▶ **Recorded data**
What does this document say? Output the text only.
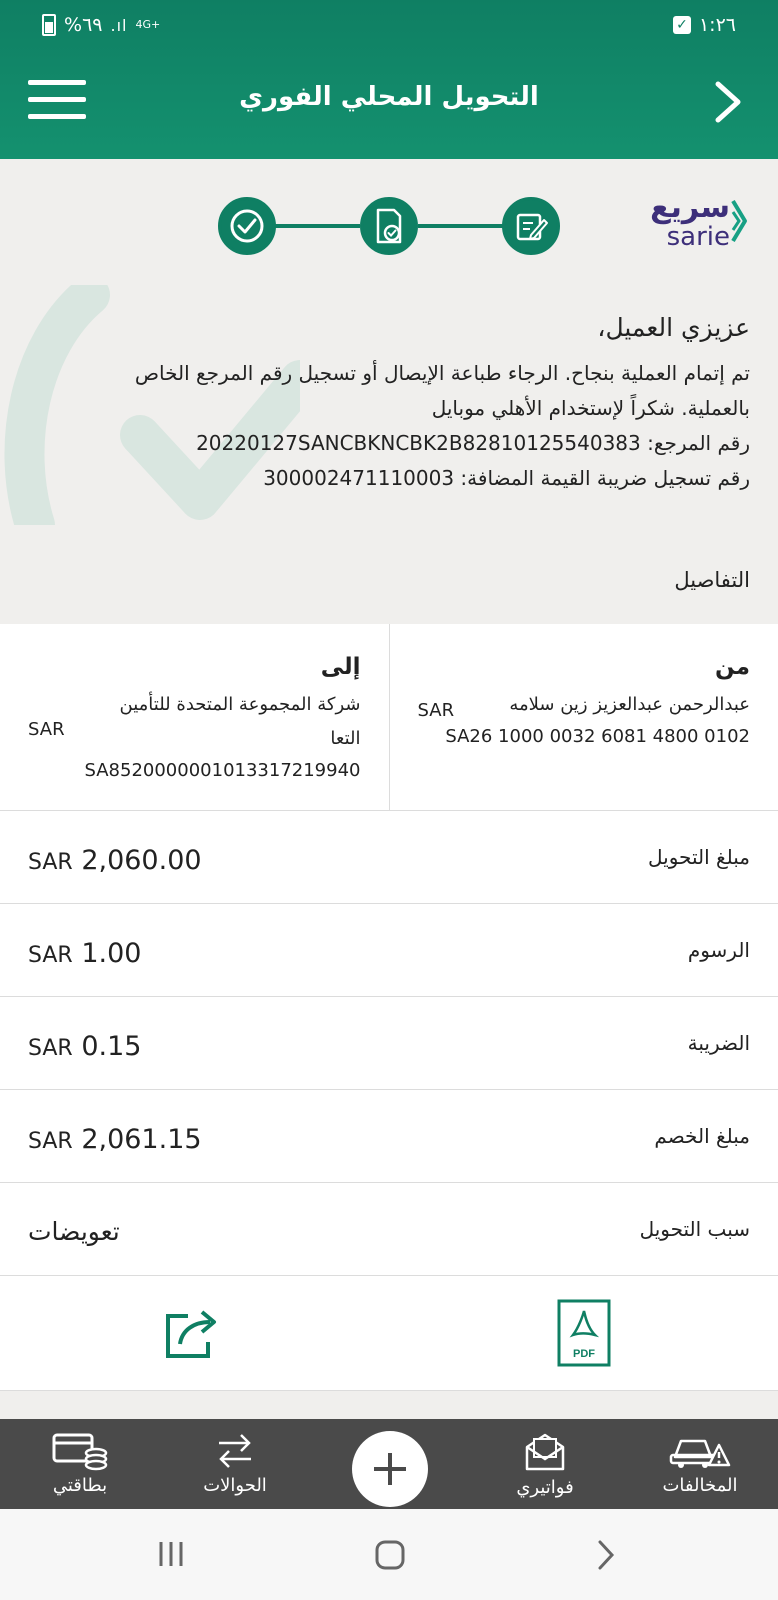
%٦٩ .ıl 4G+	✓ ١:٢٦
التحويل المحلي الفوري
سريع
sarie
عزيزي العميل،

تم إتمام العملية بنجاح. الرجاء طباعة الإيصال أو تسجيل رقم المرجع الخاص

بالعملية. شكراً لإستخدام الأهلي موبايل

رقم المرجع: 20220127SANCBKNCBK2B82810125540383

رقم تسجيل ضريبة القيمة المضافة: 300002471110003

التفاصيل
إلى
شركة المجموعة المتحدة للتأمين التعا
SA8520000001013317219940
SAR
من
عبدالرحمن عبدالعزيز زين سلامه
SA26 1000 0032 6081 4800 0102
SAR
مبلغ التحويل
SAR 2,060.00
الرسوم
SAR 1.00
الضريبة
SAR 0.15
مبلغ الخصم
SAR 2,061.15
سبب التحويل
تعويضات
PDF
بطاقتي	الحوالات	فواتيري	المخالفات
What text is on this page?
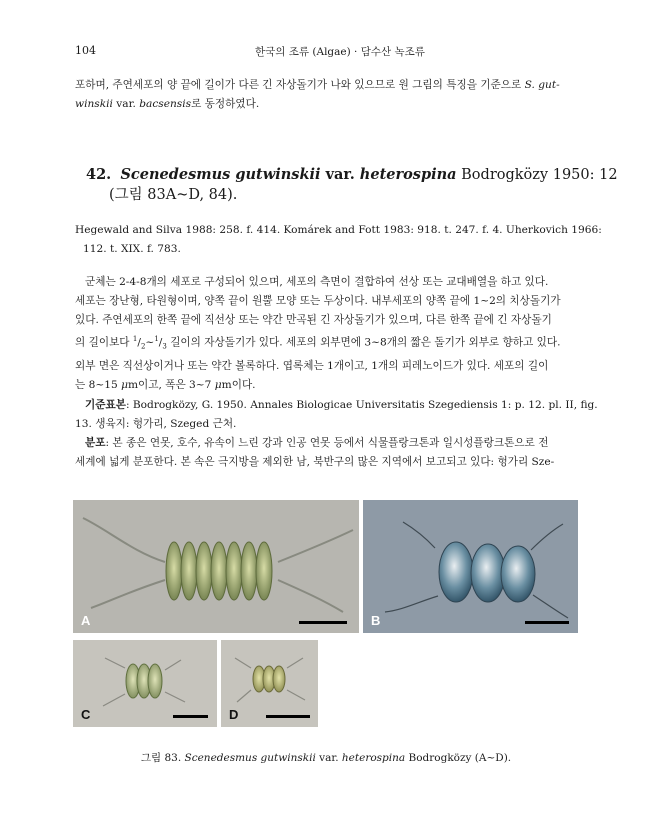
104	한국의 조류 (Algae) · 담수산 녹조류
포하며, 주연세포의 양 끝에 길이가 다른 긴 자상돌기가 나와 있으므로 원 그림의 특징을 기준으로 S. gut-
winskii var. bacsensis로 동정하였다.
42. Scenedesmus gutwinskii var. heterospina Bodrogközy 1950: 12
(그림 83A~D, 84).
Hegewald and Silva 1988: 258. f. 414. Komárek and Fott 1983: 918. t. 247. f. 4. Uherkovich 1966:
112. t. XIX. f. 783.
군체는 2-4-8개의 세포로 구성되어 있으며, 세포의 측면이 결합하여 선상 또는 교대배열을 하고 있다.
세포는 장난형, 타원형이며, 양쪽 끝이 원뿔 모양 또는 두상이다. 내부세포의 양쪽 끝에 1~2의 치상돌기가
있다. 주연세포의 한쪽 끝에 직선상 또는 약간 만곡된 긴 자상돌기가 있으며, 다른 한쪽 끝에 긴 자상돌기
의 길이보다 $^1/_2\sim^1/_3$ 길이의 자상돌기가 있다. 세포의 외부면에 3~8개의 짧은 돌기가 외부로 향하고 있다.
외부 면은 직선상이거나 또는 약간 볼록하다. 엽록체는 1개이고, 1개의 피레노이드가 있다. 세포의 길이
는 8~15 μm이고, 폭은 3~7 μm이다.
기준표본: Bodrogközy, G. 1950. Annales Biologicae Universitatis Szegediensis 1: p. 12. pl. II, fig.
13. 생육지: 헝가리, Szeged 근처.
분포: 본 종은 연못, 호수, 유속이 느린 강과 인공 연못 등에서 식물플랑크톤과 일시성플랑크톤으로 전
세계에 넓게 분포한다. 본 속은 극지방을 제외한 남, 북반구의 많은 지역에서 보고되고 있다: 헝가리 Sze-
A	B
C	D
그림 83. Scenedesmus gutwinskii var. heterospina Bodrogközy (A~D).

▶ **Exercise task**
Copy out all lines above that include the string "this".

▶ **Problem solution**
What does this document say? Output the text only.
What text is on this page?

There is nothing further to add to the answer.